(Collection entries)
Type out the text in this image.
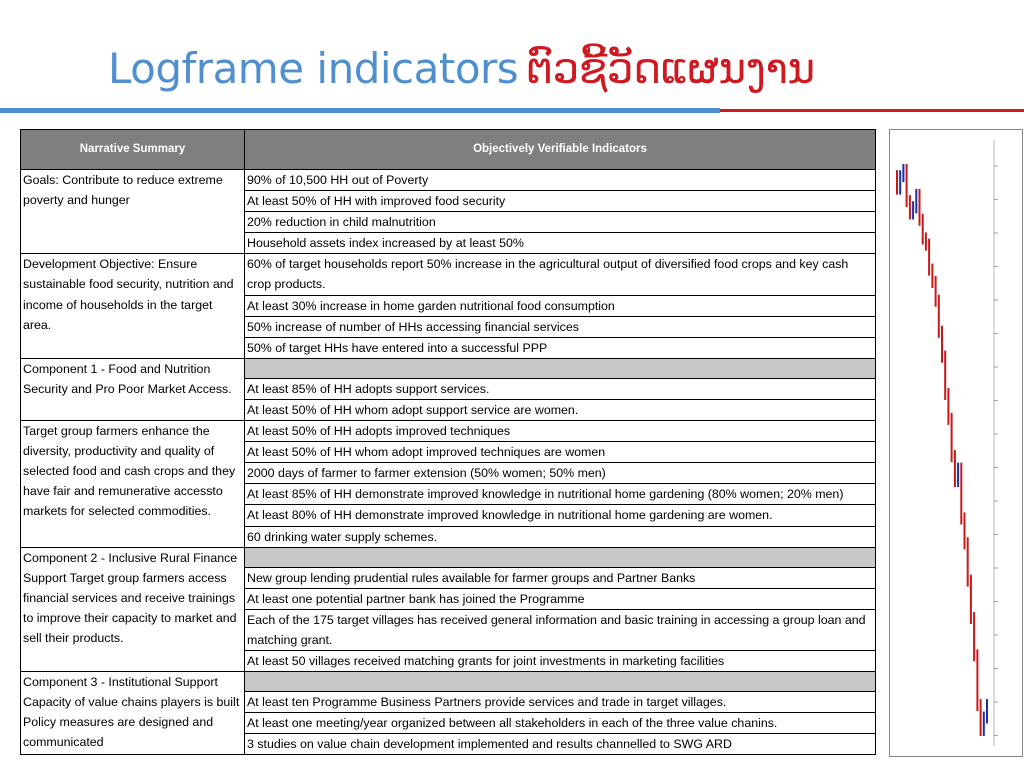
Logframe indicators ຕົວຊີ້ວັດແຜນງານ
Narrative Summary	Objectively Verifiable Indicators
Goals: Contribute to reduce extreme poverty and hunger	90% of 10,500 HH out of Poverty
	At least 50% of HH with improved food security
	20% reduction in child malnutrition
	Household assets index increased by at least 50%
Development Objective: Ensure sustainable food security, nutrition and income of households in the target area.	60% of target households report 50% increase in the agricultural output of diversified food crops and key cash crop products.
	At least 30% increase in home garden nutritional food consumption
	50% increase of number of HHs accessing financial services
	50% of target HHs have entered into a successful PPP
Component 1 - Food and Nutrition Security and Pro Poor Market Access.	
	At least 85% of HH adopts support services.
	At least 50% of HH whom adopt support service are women.
Target group farmers enhance the diversity, productivity and quality of selected food and cash crops and they have fair and remunerative accessto markets for selected commodities.	At least 50% of HH adopts improved techniques
	At least 50% of HH whom adopt improved techniques are women
	2000 days of farmer to farmer extension (50% women; 50% men)
	At least 85% of HH demonstrate improved knowledge in nutritional home gardening (80% women; 20% men)
	At least 80% of HH demonstrate improved knowledge in nutritional home gardening are women.
	60 drinking water supply schemes.
Component 2 - Inclusive Rural Finance Support Target group farmers access financial services and receive trainings to improve their capacity to market and sell their products.	
	New group lending prudential rules available for farmer groups and Partner Banks
	At least one potential partner bank has joined the Programme
	Each of the 175 target villages has received general information and basic training in accessing a group loan and matching grant.
	At least 50 villages received matching grants for joint investments in marketing facilities
Component 3 - Institutional Support Capacity of value chains players is built Policy measures are designed and communicated	
	At least ten Programme Business Partners provide services and trade in target villages.
	At least one meeting/year organized between all stakeholders in each of the three value chanins.
	3 studies on value chain development implemented and results channelled to SWG ARD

WHAT THE EXERCISE ASKS:
Look for "Programme" and pull out every line that has it.

ANSWER FOR THE TASK:
	At least one potential partner bank has joined the Programme
	At least ten Programme Business Partners provide services and trade in target villages.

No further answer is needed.